- **Requirements**
Some lines of these records may hold the word "yksikkö"; state how many, using only the number.

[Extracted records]

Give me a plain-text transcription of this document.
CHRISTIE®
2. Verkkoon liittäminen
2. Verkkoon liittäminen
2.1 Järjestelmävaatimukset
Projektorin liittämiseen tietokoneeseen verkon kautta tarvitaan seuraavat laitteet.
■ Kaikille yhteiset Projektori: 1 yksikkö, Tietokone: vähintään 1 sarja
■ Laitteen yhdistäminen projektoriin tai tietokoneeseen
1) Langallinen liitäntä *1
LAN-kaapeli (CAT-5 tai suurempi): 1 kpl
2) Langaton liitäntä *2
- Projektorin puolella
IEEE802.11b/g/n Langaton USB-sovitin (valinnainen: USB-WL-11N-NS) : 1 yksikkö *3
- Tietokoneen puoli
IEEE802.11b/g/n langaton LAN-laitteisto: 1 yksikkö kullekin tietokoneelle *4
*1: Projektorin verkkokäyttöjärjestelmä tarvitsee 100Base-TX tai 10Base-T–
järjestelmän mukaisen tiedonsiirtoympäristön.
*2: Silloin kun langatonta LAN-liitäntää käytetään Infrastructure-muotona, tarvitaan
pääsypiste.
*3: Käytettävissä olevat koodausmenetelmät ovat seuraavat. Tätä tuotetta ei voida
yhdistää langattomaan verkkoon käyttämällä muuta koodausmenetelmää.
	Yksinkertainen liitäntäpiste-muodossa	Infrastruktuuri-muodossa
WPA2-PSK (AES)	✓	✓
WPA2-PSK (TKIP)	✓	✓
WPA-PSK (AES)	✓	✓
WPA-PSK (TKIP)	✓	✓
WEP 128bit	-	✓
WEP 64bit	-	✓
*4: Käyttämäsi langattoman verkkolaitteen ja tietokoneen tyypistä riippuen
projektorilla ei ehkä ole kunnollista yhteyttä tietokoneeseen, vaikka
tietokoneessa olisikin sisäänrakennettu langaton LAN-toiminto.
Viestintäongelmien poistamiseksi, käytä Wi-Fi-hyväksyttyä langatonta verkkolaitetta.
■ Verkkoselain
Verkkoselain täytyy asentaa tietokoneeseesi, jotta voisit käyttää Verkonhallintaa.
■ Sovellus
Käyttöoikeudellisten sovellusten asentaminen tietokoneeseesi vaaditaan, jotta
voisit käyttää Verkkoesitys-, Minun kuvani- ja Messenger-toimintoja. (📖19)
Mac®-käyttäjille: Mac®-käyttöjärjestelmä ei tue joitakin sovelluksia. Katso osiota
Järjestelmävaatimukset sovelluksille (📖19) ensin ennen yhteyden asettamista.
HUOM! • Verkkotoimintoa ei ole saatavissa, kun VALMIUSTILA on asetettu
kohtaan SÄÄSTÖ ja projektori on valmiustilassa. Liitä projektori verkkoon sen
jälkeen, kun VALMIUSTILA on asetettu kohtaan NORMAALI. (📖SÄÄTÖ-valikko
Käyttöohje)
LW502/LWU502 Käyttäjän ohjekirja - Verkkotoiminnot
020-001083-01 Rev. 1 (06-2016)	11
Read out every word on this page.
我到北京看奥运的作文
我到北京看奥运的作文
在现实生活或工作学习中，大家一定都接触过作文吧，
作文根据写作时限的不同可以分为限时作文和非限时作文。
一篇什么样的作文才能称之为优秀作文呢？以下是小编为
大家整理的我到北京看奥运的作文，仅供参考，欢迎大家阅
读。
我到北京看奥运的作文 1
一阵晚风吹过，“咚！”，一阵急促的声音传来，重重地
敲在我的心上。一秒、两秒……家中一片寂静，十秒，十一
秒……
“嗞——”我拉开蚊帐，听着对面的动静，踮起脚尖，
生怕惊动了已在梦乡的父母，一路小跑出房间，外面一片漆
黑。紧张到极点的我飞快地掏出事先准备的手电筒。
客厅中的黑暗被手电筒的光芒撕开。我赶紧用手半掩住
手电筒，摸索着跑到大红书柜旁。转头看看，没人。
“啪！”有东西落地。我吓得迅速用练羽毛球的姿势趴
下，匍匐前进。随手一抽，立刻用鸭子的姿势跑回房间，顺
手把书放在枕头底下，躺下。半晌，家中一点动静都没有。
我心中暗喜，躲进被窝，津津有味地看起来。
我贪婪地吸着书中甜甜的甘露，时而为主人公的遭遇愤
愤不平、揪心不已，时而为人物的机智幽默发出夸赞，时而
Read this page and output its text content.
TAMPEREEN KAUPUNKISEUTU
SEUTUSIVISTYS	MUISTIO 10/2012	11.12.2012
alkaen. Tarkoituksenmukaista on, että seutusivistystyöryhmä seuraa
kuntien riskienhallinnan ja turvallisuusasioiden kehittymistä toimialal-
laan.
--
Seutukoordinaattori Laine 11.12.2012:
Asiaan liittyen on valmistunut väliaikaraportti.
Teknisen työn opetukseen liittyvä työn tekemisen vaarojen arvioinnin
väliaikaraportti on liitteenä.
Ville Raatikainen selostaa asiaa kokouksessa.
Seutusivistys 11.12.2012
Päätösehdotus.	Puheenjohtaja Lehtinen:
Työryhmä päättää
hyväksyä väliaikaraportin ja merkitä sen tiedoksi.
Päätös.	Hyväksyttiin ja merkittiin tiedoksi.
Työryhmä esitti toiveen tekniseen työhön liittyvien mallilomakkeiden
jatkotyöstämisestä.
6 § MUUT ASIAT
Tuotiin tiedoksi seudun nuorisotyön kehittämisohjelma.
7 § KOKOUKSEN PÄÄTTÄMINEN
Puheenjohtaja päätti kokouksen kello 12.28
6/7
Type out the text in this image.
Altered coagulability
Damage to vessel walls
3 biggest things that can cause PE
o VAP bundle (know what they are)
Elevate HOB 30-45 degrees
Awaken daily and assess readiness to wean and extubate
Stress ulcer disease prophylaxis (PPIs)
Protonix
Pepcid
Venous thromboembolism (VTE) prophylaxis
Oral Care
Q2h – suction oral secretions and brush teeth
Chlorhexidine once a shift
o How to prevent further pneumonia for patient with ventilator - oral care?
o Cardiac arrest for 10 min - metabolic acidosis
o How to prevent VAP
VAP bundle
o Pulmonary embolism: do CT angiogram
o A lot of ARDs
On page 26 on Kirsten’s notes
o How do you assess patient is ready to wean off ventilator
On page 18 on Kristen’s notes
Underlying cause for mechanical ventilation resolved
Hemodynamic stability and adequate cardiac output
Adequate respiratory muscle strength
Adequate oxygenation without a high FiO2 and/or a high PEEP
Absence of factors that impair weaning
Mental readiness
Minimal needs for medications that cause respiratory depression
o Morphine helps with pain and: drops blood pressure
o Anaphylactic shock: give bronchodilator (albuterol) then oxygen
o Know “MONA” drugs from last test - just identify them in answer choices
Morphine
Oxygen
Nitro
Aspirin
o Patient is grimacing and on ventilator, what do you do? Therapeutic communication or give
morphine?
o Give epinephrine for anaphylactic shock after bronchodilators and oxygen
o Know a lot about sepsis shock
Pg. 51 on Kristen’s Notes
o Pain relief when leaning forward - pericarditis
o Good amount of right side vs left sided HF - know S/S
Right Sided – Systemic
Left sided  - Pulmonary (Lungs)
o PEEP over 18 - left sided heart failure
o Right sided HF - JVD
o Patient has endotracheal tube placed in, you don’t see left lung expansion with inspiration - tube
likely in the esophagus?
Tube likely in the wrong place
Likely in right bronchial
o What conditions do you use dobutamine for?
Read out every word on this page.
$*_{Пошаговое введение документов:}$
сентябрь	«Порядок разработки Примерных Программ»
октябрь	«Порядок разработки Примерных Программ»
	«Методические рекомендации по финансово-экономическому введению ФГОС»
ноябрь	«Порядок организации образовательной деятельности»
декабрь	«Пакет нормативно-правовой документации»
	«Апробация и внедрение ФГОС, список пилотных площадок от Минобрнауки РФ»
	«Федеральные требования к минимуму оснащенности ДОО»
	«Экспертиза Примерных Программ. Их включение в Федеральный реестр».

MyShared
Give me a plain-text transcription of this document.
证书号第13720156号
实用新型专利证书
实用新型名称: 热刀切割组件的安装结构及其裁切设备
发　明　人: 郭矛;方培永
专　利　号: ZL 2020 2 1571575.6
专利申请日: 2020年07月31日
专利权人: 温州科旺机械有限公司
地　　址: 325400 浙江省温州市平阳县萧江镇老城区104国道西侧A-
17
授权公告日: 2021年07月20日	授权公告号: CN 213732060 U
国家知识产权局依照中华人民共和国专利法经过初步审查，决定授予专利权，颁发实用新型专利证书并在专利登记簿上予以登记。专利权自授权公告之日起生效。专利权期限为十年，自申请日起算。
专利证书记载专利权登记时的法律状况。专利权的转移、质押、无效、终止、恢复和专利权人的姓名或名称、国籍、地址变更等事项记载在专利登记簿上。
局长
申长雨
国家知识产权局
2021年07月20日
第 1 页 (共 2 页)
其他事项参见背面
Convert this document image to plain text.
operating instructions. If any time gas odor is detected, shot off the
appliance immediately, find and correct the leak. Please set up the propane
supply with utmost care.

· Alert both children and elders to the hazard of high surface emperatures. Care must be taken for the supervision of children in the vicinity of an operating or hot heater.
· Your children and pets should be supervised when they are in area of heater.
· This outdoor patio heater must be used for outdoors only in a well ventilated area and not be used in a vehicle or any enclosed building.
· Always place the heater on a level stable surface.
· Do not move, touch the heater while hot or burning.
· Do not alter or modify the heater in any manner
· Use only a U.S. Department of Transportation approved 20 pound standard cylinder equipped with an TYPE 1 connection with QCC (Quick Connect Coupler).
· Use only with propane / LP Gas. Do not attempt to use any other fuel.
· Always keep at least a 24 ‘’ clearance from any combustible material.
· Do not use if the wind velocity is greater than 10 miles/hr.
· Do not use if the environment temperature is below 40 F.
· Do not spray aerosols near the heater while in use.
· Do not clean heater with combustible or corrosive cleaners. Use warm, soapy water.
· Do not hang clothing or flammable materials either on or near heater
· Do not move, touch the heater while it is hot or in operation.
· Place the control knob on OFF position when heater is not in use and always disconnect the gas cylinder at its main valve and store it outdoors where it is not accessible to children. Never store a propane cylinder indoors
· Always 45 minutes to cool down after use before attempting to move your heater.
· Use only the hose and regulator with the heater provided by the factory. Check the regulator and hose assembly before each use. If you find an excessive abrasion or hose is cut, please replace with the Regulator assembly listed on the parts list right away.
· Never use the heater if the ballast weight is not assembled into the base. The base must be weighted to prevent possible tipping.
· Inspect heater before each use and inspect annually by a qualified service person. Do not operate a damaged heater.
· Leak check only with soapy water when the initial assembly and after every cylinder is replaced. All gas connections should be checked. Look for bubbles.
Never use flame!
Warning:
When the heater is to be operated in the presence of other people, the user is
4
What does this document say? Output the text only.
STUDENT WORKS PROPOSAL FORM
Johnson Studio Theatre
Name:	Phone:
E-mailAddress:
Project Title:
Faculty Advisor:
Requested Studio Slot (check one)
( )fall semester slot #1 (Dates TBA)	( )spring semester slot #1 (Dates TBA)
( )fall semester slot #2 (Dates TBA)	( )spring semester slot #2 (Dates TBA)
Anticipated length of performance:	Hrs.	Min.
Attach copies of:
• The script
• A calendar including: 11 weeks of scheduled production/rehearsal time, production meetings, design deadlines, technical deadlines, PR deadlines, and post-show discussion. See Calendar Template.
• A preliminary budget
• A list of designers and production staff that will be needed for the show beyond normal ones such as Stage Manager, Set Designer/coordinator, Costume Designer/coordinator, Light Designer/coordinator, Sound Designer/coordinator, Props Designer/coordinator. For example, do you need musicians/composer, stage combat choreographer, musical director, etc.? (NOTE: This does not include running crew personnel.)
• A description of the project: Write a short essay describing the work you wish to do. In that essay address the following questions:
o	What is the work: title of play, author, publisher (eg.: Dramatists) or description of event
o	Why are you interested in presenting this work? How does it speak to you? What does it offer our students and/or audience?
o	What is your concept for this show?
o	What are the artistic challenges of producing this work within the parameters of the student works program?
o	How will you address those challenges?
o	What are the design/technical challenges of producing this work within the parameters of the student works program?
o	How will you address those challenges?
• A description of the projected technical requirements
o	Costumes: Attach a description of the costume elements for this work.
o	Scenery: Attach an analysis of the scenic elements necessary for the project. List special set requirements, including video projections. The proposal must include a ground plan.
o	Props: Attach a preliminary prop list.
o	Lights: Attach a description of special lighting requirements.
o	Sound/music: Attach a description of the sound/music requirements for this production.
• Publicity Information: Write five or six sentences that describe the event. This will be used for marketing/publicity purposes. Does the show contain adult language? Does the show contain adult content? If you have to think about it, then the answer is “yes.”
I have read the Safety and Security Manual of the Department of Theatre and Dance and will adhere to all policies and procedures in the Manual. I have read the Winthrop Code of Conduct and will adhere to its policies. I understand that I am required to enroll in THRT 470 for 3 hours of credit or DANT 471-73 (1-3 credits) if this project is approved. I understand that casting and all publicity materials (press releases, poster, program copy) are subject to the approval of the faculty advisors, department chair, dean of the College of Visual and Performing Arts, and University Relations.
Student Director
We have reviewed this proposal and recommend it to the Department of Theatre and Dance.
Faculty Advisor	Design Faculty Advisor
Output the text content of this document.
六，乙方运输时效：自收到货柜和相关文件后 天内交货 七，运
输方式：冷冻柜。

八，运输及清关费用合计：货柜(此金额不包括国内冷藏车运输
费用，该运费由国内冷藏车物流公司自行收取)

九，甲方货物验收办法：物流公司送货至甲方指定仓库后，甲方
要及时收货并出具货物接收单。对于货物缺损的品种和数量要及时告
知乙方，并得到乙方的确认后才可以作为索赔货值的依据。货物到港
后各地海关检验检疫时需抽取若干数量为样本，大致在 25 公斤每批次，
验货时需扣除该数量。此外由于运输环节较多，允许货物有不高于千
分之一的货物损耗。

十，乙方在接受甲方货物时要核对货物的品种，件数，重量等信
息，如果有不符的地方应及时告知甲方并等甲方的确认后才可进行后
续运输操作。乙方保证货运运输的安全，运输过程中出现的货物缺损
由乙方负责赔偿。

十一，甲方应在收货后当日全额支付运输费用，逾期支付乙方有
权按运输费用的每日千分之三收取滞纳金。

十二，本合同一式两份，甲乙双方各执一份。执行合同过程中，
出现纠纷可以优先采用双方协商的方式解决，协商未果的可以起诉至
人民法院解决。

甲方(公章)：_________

- **Response to this task**
3